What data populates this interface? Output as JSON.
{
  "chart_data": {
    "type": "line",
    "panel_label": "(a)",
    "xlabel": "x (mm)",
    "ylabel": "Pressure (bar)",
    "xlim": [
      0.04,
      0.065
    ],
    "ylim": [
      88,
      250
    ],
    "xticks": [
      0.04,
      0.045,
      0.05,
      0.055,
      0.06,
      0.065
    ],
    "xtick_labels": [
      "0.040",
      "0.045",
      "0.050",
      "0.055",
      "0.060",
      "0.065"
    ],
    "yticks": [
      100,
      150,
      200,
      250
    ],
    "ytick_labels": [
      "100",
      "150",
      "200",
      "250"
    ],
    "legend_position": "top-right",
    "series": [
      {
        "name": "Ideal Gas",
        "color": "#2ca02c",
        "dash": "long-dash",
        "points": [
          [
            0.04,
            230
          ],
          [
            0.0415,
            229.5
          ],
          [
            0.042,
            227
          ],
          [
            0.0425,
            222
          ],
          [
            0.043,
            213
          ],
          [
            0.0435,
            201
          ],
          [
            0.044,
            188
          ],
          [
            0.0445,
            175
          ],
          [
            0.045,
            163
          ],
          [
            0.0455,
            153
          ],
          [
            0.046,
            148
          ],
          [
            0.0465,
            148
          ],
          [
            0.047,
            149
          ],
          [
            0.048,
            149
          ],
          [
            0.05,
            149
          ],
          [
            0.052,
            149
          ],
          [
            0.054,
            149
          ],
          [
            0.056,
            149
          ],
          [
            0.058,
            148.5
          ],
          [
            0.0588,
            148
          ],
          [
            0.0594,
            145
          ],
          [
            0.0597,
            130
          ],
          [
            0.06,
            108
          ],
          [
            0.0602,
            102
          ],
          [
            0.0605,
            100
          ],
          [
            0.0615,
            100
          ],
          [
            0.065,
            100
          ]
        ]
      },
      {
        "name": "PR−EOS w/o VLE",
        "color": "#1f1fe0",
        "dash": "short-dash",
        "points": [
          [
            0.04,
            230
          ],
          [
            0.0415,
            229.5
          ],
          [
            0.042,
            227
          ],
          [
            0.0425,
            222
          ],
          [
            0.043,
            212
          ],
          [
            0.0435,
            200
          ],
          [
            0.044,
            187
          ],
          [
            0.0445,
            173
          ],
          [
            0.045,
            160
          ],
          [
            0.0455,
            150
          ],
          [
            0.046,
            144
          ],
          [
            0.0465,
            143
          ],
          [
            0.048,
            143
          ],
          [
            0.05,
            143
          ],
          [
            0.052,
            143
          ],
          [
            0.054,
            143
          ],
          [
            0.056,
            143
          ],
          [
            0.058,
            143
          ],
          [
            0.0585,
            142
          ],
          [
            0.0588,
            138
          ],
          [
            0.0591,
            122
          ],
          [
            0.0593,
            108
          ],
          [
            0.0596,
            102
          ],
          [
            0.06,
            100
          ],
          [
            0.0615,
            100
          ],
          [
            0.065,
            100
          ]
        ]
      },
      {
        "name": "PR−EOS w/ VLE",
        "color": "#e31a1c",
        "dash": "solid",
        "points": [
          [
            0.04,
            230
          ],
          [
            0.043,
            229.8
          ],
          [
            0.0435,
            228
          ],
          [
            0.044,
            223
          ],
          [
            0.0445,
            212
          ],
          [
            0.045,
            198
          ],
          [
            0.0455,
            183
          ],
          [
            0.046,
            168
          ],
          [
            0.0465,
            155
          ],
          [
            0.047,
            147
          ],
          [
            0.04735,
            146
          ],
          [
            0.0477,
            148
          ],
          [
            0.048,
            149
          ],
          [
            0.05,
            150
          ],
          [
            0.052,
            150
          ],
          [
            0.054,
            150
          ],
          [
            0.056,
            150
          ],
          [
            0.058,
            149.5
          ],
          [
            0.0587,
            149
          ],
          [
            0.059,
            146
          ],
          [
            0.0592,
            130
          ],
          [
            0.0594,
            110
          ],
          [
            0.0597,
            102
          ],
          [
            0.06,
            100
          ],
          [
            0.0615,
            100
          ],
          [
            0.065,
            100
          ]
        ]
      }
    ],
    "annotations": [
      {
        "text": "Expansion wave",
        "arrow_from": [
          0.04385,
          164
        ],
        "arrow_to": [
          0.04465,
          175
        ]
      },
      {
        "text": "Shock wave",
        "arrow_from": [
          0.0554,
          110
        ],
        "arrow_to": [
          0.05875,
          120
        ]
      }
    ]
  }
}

====================

TASK TO COMPLETE:
Repeat the records above exactly as they appear.

RESPONSE:
What data populates this interface? Output as JSON.
{
  "chart_data": {
    "type": "line",
    "panel_label": "(a)",
    "xlabel": "x (mm)",
    "ylabel": "Pressure (bar)",
    "xlim": [
      0.04,
      0.065
    ],
    "ylim": [
      88,
      250
    ],
    "xticks": [
      0.04,
      0.045,
      0.05,
      0.055,
      0.06,
      0.065
    ],
    "xtick_labels": [
      "0.040",
      "0.045",
      "0.050",
      "0.055",
      "0.060",
      "0.065"
    ],
    "yticks": [
      100,
      150,
      200,
      250
    ],
    "ytick_labels": [
      "100",
      "150",
      "200",
      "250"
    ],
    "legend_position": "top-right",
    "series": [
      {
        "name": "Ideal Gas",
        "color": "#2ca02c",
        "dash": "long-dash",
        "points": [
          [
            0.04,
            230
          ],
          [
            0.0415,
            229.5
          ],
          [
            0.042,
            227
          ],
          [
            0.0425,
            222
          ],
          [
            0.043,
            213
          ],
          [
            0.0435,
            201
          ],
          [
            0.044,
            188
          ],
          [
            0.0445,
            175
          ],
          [
            0.045,
            163
          ],
          [
            0.0455,
            153
          ],
          [
            0.046,
            148
          ],
          [
            0.0465,
            148
          ],
          [
            0.047,
            149
          ],
          [
            0.048,
            149
          ],
          [
            0.05,
            149
          ],
          [
            0.052,
            149
          ],
          [
            0.054,
            149
          ],
          [
            0.056,
            149
          ],
          [
            0.058,
            148.5
          ],
          [
            0.0588,
            148
          ],
          [
            0.0594,
            145
          ],
          [
            0.0597,
            130
          ],
          [
            0.06,
            108
          ],
          [
            0.0602,
            102
          ],
          [
            0.0605,
            100
          ],
          [
            0.0615,
            100
          ],
          [
            0.065,
            100
          ]
        ]
      },
      {
        "name": "PR−EOS w/o VLE",
        "color": "#1f1fe0",
        "dash": "short-dash",
        "points": [
          [
            0.04,
            230
          ],
          [
            0.0415,
            229.5
          ],
          [
            0.042,
            227
          ],
          [
            0.0425,
            222
          ],
          [
            0.043,
            212
          ],
          [
            0.0435,
            200
          ],
          [
            0.044,
            187
          ],
          [
            0.0445,
            173
          ],
          [
            0.045,
            160
          ],
          [
            0.0455,
            150
          ],
          [
            0.046,
            144
          ],
          [
            0.0465,
            143
          ],
          [
            0.048,
            143
          ],
          [
            0.05,
            143
          ],
          [
            0.052,
            143
          ],
          [
            0.054,
            143
          ],
          [
            0.056,
            143
          ],
          [
            0.058,
            143
          ],
          [
            0.0585,
            142
          ],
          [
            0.0588,
            138
          ],
          [
            0.0591,
            122
          ],
          [
            0.0593,
            108
          ],
          [
            0.0596,
            102
          ],
          [
            0.06,
            100
          ],
          [
            0.0615,
            100
          ],
          [
            0.065,
            100
          ]
        ]
      },
      {
        "name": "PR−EOS w/ VLE",
        "color": "#e31a1c",
        "dash": "solid",
        "points": [
          [
            0.04,
            230
          ],
          [
            0.043,
            229.8
          ],
          [
            0.0435,
            228
          ],
          [
            0.044,
            223
          ],
          [
            0.0445,
            212
          ],
          [
            0.045,
            198
          ],
          [
            0.0455,
            183
          ],
          [
            0.046,
            168
          ],
          [
            0.0465,
            155
          ],
          [
            0.047,
            147
          ],
          [
            0.04735,
            146
          ],
          [
            0.0477,
            148
          ],
          [
            0.048,
            149
          ],
          [
            0.05,
            150
          ],
          [
            0.052,
            150
          ],
          [
            0.054,
            150
          ],
          [
            0.056,
            150
          ],
          [
            0.058,
            149.5
          ],
          [
            0.0587,
            149
          ],
          [
            0.059,
            146
          ],
          [
            0.0592,
            130
          ],
          [
            0.0594,
            110
          ],
          [
            0.0597,
            102
          ],
          [
            0.06,
            100
          ],
          [
            0.0615,
            100
          ],
          [
            0.065,
            100
          ]
        ]
      }
    ],
    "annotations": [
      {
        "text": "Expansion wave",
        "arrow_from": [
          0.04385,
          164
        ],
        "arrow_to": [
          0.04465,
          175
        ]
      },
      {
        "text": "Shock wave",
        "arrow_from": [
          0.0554,
          110
        ],
        "arrow_to": [
          0.05875,
          120
        ]
      }
    ]
  }
}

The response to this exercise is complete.